[Lay-outgegevens]
● ● ● ● ● ● ●
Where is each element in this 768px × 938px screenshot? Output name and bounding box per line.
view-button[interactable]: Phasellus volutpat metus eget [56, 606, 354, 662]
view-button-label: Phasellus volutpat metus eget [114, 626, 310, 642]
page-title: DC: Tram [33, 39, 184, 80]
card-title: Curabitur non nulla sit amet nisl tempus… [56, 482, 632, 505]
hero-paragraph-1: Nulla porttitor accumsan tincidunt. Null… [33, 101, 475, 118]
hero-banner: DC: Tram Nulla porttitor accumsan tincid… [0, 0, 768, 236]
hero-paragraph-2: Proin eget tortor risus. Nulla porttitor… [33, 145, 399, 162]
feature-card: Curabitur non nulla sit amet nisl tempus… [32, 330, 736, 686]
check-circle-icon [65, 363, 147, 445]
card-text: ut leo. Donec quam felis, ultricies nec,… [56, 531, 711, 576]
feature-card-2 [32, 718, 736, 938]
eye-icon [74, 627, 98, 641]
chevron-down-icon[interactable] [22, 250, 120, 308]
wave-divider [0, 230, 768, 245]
● ● ● ● ● ● ●
Opdracht
Wijzig in het hele materiaal "wave-divider" in "section-divider" en geef alle regels opnieuw weer. Laat verder alles ongewijzigd.

Uitwerking
Where is each element in this 768px × 938px screenshot? Output name and bounding box per line.
view-button[interactable]: Phasellus volutpat metus eget [56, 606, 354, 662]
view-button-label: Phasellus volutpat metus eget [114, 626, 310, 642]
page-title: DC: Tram [33, 39, 184, 80]
card-title: Curabitur non nulla sit amet nisl tempus… [56, 482, 632, 505]
hero-paragraph-1: Nulla porttitor accumsan tincidunt. Null… [33, 101, 475, 118]
hero-banner: DC: Tram Nulla porttitor accumsan tincid… [0, 0, 768, 236]
hero-paragraph-2: Proin eget tortor risus. Nulla porttitor… [33, 145, 399, 162]
feature-card: Curabitur non nulla sit amet nisl tempus… [32, 330, 736, 686]
check-circle-icon [65, 363, 147, 445]
card-text: ut leo. Donec quam felis, ultricies nec,… [56, 531, 711, 576]
feature-card-2 [32, 718, 736, 938]
eye-icon [74, 627, 98, 641]
chevron-down-icon[interactable] [22, 250, 120, 308]
section-divider [0, 230, 768, 245]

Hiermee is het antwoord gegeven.